* [Written problem]
Repeat the material exactly as it appears.

* [Material to process]
╭──

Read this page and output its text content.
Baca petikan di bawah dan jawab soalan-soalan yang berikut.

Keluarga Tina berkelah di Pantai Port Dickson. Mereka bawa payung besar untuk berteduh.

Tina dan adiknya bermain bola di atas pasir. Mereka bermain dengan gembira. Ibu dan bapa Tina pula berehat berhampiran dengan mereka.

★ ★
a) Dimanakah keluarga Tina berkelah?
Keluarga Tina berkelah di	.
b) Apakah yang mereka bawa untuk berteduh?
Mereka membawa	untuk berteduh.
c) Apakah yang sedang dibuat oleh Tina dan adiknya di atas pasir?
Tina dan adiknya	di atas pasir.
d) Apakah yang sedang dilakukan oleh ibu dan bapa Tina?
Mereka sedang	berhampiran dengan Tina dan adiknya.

╰──

* [Written reply]
Read this page and output its text content.
Baca petikan di bawah dan jawab soalan-soalan yang berikut.

Keluarga Tina berkelah di Pantai Port Dickson. Mereka bawa payung besar untuk berteduh.

Tina dan adiknya bermain bola di atas pasir. Mereka bermain dengan gembira. Ibu dan bapa Tina pula berehat berhampiran dengan mereka.

★ ★
a) Dimanakah keluarga Tina berkelah?
Keluarga Tina berkelah di	.
b) Apakah yang mereka bawa untuk berteduh?
Mereka membawa	untuk berteduh.
c) Apakah yang sedang dibuat oleh Tina dan adiknya di atas pasir?
Tina dan adiknya	di atas pasir.
d) Apakah yang sedang dilakukan oleh ibu dan bapa Tina?
Mereka sedang	berhampiran dengan Tina dan adiknya.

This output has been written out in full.